Figure dataset records:
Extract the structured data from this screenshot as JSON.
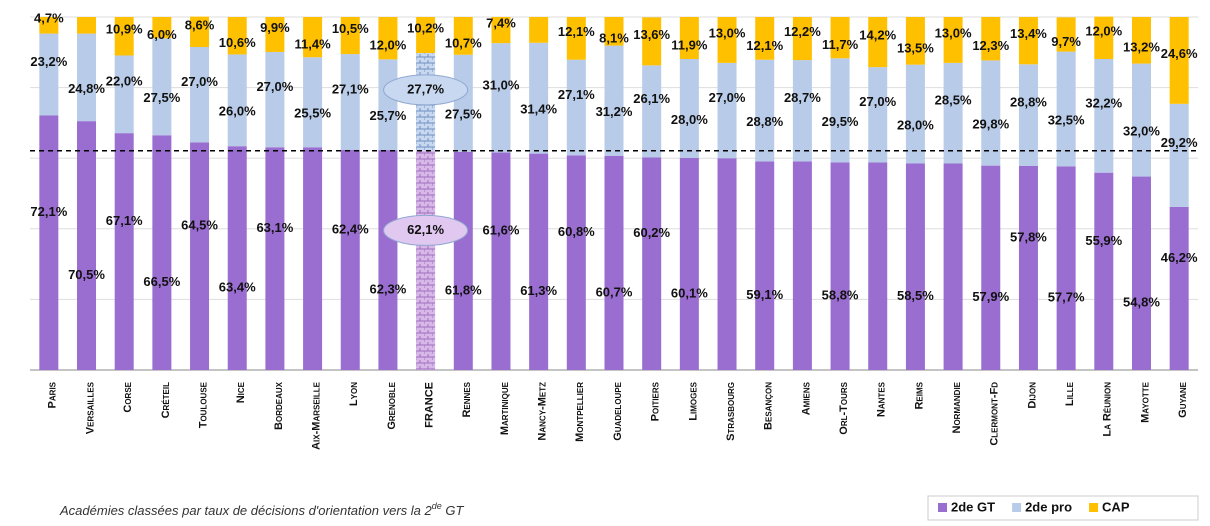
{
  "chart_data": {
    "type": "stacked-bar",
    "categories": [
      "Paris",
      "Versailles",
      "Corse",
      "Créteil",
      "Toulouse",
      "Nice",
      "Bordeaux",
      "Aix-Marseille",
      "Lyon",
      "Grenoble",
      "FRANCE",
      "Rennes",
      "Martinique",
      "Nancy-Metz",
      "Montpellier",
      "Guadeloupe",
      "Poitiers",
      "Limoges",
      "Strasbourg",
      "Besançon",
      "Amiens",
      "Orl-Tours",
      "Nantes",
      "Reims",
      "Normandie",
      "Clermont-Fd",
      "Dijon",
      "Lille",
      "La Réunion",
      "Mayotte",
      "Guyane"
    ],
    "series": [
      {
        "name": "2de GT",
        "color": "#9a6dd0",
        "values": [
          72.1,
          70.5,
          67.1,
          66.5,
          64.5,
          63.4,
          63.1,
          63.1,
          62.4,
          62.3,
          62.1,
          61.8,
          61.6,
          61.3,
          60.8,
          60.7,
          60.2,
          60.1,
          60.0,
          59.1,
          59.1,
          58.8,
          58.8,
          58.5,
          58.5,
          57.9,
          57.8,
          57.7,
          55.9,
          54.8,
          46.2
        ],
        "value_labels": [
          "72,1%",
          "70,5%",
          "67,1%",
          "66,5%",
          "64,5%",
          "63,4%",
          "63,1%",
          null,
          "62,4%",
          "62,3%",
          "62,1%",
          "61,8%",
          "61,6%",
          "61,3%",
          "60,8%",
          "60,7%",
          "60,2%",
          "60,1%",
          null,
          "59,1%",
          null,
          "58,8%",
          null,
          "58,5%",
          null,
          "57,9%",
          "57,8%",
          "57,7%",
          "55,9%",
          "54,8%",
          "46,2%"
        ]
      },
      {
        "name": "2de pro",
        "color": "#b8cbe8",
        "values": [
          23.2,
          24.8,
          22.0,
          27.5,
          27.0,
          26.0,
          27.0,
          25.5,
          27.1,
          25.7,
          27.7,
          27.5,
          31.0,
          31.4,
          27.1,
          31.2,
          26.1,
          28.0,
          27.0,
          28.8,
          28.7,
          29.5,
          27.0,
          28.0,
          28.5,
          29.8,
          28.8,
          32.5,
          32.2,
          32.0,
          29.2
        ],
        "value_labels": [
          "23,2%",
          "24,8%",
          "22,0%",
          "27,5%",
          "27,0%",
          "26,0%",
          "27,0%",
          "25,5%",
          "27,1%",
          "25,7%",
          "27,7%",
          "27,5%",
          "31,0%",
          "31,4%",
          "27,1%",
          "31,2%",
          "26,1%",
          "28,0%",
          "27,0%",
          "28,8%",
          "28,7%",
          "29,5%",
          "27,0%",
          "28,0%",
          "28,5%",
          "29,8%",
          "28,8%",
          "32,5%",
          "32,2%",
          "32,0%",
          "29,2%"
        ]
      },
      {
        "name": "CAP",
        "color": "#ffc000",
        "values": [
          4.7,
          4.7,
          10.9,
          6.0,
          8.6,
          10.6,
          9.9,
          11.4,
          10.5,
          12.0,
          10.2,
          10.7,
          7.4,
          7.3,
          12.1,
          8.1,
          13.6,
          11.9,
          13.0,
          12.1,
          12.2,
          11.7,
          14.2,
          13.5,
          13.0,
          12.3,
          13.4,
          9.7,
          12.0,
          13.2,
          24.6
        ],
        "value_labels": [
          "4,7%",
          null,
          "10,9%",
          "6,0%",
          "8,6%",
          "10,6%",
          "9,9%",
          "11,4%",
          "10,5%",
          "12,0%",
          "10,2%",
          "10,7%",
          "7,4%",
          null,
          "12,1%",
          "8,1%",
          "13,6%",
          "11,9%",
          "13,0%",
          "12,1%",
          "12,2%",
          "11,7%",
          "14,2%",
          "13,5%",
          "13,0%",
          "12,3%",
          "13,4%",
          "9,7%",
          "12,0%",
          "13,2%",
          "24,6%"
        ]
      }
    ],
    "ylim": [
      0,
      100
    ],
    "yticks": [
      0,
      20,
      40,
      60,
      80,
      100
    ],
    "grid": true,
    "reference_category": 10,
    "note": [
      "Académies classées par taux de décisions d'orientation vers la 2",
      "de",
      " GT"
    ]
  }
}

Job:
Go through the lines above. Select every one that has the string "color".

Completed exercise:
        "color": "#9a6dd0",
        "color": "#b8cbe8",
        "color": "#ffc000",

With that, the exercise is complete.